#### TUGAS ANDA:
1/ Sebutkan semua bentuk Transfer ke Daerah yang dirinci dalam teks peraturan tentang DAK Nonfisik di bawah.
2/ Tuliskan kembali tanpa perubahan bagian teks peraturan tentang DAK Nonfisik di bawah yang terletak antara "Daerah Otonom yang" dan "Dana Transfer Khusus.", termasuk kedua batas itu.

#### TEKS SUMBER:
Perubahan Kedua atas Peraturan Menteri Keuangan Nomor 48/PMK.07/2019 tentang Pengelolaan Dana Alokasi Khusus Nonfisik ...
Relevan terhadap
Transfer ke Daerah dan Dana Desa yang selanjutnya disingkat TKDD adalah bagian dari Belanja Negara yang dialokasikan dalam Anggaran Pendapatan dan Belanja Negara kepada Daerah dan Desa dalam rangka mendanai pelaksanaan urusan yang telah diserahkan kepada Daerah dan Desa.
Pemerintah Daerah adalah kepala daerah sebagai unsur penyelenggara Pemerintahan Daerah yang memimpin pelaksanaan urusan pemerintahan yang menjadi kewenangan daerah otonom.
Daerah Otonom yang selanjutnya disebut Daerah adalah kesatuan masyarakat hukum yang mempunyai batas-batas wilayah berwenang mengatur dan mengurus urusan pemerintahan dan kepentingan masyarakat setempat menurut prakarsa sendiri berdasarkan aspirasi masyarakat dalam sistem Negara Kesatuan Republik Indonesia.
Transfer ke Daerah adalah bagian dari Belanja Negara dalam rangka mendanai pelaksanaan desentralisasi fiskal berupa Dana Perimbangan, Dana Insentif Daerah, Dana Otonomi Khusus, dan Dana Keistimewaan Daerah Istimewa Yogyakarta.
Dana Perimbangan adalah dana yang dialokasikan dalam Anggaran Pendapatan dan Belanja Negara kepada daerah untuk mendanai kebutuhan daerah dalam rangka pelaksanaan desentralisasi, yang terdiri atas Dana Transfer Umum dan Dana Transfer Khusus.
Dana Alokasi Khusus Nonfisik yang selanjutnya disebut DAK Nonfisik adalah dana yang dialokasikan dalam Anggaran Pendapatan dan Belanja Negara kepada Daerah dengan tujuan untuk membantu mendanai kegiatan khusus nonfisik yang merupakan urusan daerah.
Dana Bantuan Operasional Sekolah yang selanjutnya disebut Dana BOS adalah dana yang digunakan terutama untuk mendanai belanja nonpersonalia bagi satuan pendidikan dasar dan menengah sebagai pelaksana program wajib belajar dan dapat dimungkinkan untuk mendanai beberapa kegiatan lain sesuai dengan ketentuan peraturan perundang-undangan.
Dana BOS Reguler adalah dana BOS yang dialokasikan untuk membantu kebutuhan belanja operasional seluruh peserta didik pada satuan pendidikan dasar dan menengah.

#### BAHAN YANG DISEDIAKAN:
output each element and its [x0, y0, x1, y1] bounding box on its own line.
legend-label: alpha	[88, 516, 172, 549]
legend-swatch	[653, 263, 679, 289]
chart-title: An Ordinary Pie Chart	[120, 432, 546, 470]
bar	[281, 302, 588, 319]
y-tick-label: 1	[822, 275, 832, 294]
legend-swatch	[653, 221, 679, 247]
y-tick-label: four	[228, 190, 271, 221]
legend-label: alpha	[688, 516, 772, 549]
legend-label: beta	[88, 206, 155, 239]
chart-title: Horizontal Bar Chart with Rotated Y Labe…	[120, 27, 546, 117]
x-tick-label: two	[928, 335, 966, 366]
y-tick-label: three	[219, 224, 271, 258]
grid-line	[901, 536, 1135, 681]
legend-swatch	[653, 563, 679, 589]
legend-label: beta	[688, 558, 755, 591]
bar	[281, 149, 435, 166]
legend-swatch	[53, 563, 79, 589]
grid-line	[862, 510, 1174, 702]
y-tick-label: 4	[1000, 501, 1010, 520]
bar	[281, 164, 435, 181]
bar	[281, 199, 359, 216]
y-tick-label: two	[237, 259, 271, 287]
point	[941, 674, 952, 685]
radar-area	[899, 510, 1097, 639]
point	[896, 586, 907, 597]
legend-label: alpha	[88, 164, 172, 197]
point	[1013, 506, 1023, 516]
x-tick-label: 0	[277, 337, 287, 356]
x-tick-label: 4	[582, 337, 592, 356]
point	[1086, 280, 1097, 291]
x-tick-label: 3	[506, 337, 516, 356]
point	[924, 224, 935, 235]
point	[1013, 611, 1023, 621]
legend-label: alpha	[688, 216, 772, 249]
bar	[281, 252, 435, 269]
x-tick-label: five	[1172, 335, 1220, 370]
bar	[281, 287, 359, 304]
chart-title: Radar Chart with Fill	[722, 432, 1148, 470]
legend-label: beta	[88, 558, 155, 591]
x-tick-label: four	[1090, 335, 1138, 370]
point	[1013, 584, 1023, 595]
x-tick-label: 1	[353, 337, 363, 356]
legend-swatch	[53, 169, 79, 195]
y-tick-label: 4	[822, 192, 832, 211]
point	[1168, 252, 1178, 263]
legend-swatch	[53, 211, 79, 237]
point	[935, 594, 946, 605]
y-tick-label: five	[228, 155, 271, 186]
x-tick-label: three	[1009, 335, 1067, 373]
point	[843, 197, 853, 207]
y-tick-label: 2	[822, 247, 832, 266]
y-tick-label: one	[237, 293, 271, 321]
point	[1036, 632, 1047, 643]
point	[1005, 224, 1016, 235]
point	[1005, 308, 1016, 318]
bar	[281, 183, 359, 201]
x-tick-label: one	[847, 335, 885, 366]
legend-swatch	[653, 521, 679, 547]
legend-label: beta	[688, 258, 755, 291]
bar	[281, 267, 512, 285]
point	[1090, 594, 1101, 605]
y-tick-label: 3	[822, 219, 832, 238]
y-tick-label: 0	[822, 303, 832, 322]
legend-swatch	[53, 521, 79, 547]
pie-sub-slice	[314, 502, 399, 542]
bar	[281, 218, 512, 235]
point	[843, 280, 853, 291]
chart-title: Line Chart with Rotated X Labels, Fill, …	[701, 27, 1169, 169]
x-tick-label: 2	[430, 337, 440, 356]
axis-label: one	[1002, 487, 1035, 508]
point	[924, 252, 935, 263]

#### JAWABAN BERURUTAN:
1/ Dana Perimbangan, Dana Insentif Daerah, Dana Otonomi Khusus, dan Dana Keistimewaan Daerah Istimewa Yogyakarta.

2/
Daerah Otonom yang selanjutnya disebut Daerah adalah kesatuan masyarakat hukum yang mempunyai batas-batas wilayah berwenang mengatur dan mengurus urusan pemerintahan dan kepentingan masyarakat setempat menurut prakarsa sendiri berdasarkan aspirasi masyarakat dalam sistem Negara Kesatuan Republik Indonesia.
Transfer ke Daerah adalah bagian dari Belanja Negara dalam rangka mendanai pelaksanaan desentralisasi fiskal berupa Dana Perimbangan, Dana Insentif Daerah, Dana Otonomi Khusus, dan Dana Keistimewaan Daerah Istimewa Yogyakarta.
Dana Perimbangan adalah dana yang dialokasikan dalam Anggaran Pendapatan dan Belanja Negara kepada daerah untuk mendanai kebutuhan daerah dalam rangka pelaksanaan desentralisasi, yang terdiri atas Dana Transfer Umum dan Dana Transfer Khusus.